+++ Dataset extract

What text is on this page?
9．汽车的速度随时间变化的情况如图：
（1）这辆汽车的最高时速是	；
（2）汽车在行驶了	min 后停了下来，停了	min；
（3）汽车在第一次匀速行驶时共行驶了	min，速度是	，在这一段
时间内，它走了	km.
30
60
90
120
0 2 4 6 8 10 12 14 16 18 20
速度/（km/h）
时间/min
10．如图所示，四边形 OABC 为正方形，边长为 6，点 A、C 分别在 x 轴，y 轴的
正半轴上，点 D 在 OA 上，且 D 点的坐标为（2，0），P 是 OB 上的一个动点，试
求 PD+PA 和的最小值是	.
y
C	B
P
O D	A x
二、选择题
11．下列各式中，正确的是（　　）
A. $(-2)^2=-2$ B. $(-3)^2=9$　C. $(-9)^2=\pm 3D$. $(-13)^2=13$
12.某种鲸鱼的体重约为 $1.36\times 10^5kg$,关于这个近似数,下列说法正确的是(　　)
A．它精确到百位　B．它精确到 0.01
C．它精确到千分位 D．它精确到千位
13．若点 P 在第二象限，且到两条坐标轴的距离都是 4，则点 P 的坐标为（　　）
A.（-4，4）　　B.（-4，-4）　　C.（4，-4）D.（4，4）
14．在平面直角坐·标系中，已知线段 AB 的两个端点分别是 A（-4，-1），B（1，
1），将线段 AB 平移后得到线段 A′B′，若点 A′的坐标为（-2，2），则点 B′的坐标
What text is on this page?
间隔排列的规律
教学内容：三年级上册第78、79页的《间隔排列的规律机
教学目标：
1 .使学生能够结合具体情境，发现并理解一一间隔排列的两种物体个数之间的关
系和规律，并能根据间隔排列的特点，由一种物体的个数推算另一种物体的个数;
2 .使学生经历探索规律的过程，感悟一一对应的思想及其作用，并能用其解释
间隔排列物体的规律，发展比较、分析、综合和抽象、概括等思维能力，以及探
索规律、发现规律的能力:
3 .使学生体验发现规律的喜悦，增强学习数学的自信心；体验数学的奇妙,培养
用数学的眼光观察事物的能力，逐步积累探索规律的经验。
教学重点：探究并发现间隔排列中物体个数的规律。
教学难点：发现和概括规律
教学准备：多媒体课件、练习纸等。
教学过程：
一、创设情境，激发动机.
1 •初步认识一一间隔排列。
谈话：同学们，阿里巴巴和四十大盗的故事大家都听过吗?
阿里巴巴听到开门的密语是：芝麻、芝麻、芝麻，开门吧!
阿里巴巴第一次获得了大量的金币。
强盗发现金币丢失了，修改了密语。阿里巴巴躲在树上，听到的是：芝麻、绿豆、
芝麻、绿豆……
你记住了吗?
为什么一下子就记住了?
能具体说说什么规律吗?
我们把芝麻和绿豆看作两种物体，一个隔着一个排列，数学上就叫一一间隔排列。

++++++

Set task:
Print out every record again, exactly and in full.

Response:
What text is on this page?
9．汽车的速度随时间变化的情况如图：
（1）这辆汽车的最高时速是	；
（2）汽车在行驶了	min 后停了下来，停了	min；
（3）汽车在第一次匀速行驶时共行驶了	min，速度是	，在这一段
时间内，它走了	km.
30
60
90
120
0 2 4 6 8 10 12 14 16 18 20
速度/（km/h）
时间/min
10．如图所示，四边形 OABC 为正方形，边长为 6，点 A、C 分别在 x 轴，y 轴的
正半轴上，点 D 在 OA 上，且 D 点的坐标为（2，0），P 是 OB 上的一个动点，试
求 PD+PA 和的最小值是	.
y
C	B
P
O D	A x
二、选择题
11．下列各式中，正确的是（　　）
A. $(-2)^2=-2$ B. $(-3)^2=9$　C. $(-9)^2=\pm 3D$. $(-13)^2=13$
12.某种鲸鱼的体重约为 $1.36\times 10^5kg$,关于这个近似数,下列说法正确的是(　　)
A．它精确到百位　B．它精确到 0.01
C．它精确到千分位 D．它精确到千位
13．若点 P 在第二象限，且到两条坐标轴的距离都是 4，则点 P 的坐标为（　　）
A.（-4，4）　　B.（-4，-4）　　C.（4，-4）D.（4，4）
14．在平面直角坐·标系中，已知线段 AB 的两个端点分别是 A（-4，-1），B（1，
1），将线段 AB 平移后得到线段 A′B′，若点 A′的坐标为（-2，2），则点 B′的坐标
What text is on this page?
间隔排列的规律
教学内容：三年级上册第78、79页的《间隔排列的规律机
教学目标：
1 .使学生能够结合具体情境，发现并理解一一间隔排列的两种物体个数之间的关
系和规律，并能根据间隔排列的特点，由一种物体的个数推算另一种物体的个数;
2 .使学生经历探索规律的过程，感悟一一对应的思想及其作用，并能用其解释
间隔排列物体的规律，发展比较、分析、综合和抽象、概括等思维能力，以及探
索规律、发现规律的能力:
3 .使学生体验发现规律的喜悦，增强学习数学的自信心；体验数学的奇妙,培养
用数学的眼光观察事物的能力，逐步积累探索规律的经验。
教学重点：探究并发现间隔排列中物体个数的规律。
教学难点：发现和概括规律
教学准备：多媒体课件、练习纸等。
教学过程：
一、创设情境，激发动机.
1 •初步认识一一间隔排列。
谈话：同学们，阿里巴巴和四十大盗的故事大家都听过吗?
阿里巴巴听到开门的密语是：芝麻、芝麻、芝麻，开门吧!
阿里巴巴第一次获得了大量的金币。
强盗发现金币丢失了，修改了密语。阿里巴巴躲在树上，听到的是：芝麻、绿豆、
芝麻、绿豆……
你记住了吗?
为什么一下子就记住了?
能具体说说什么规律吗?
我们把芝麻和绿豆看作两种物体，一个隔着一个排列，数学上就叫一一间隔排列。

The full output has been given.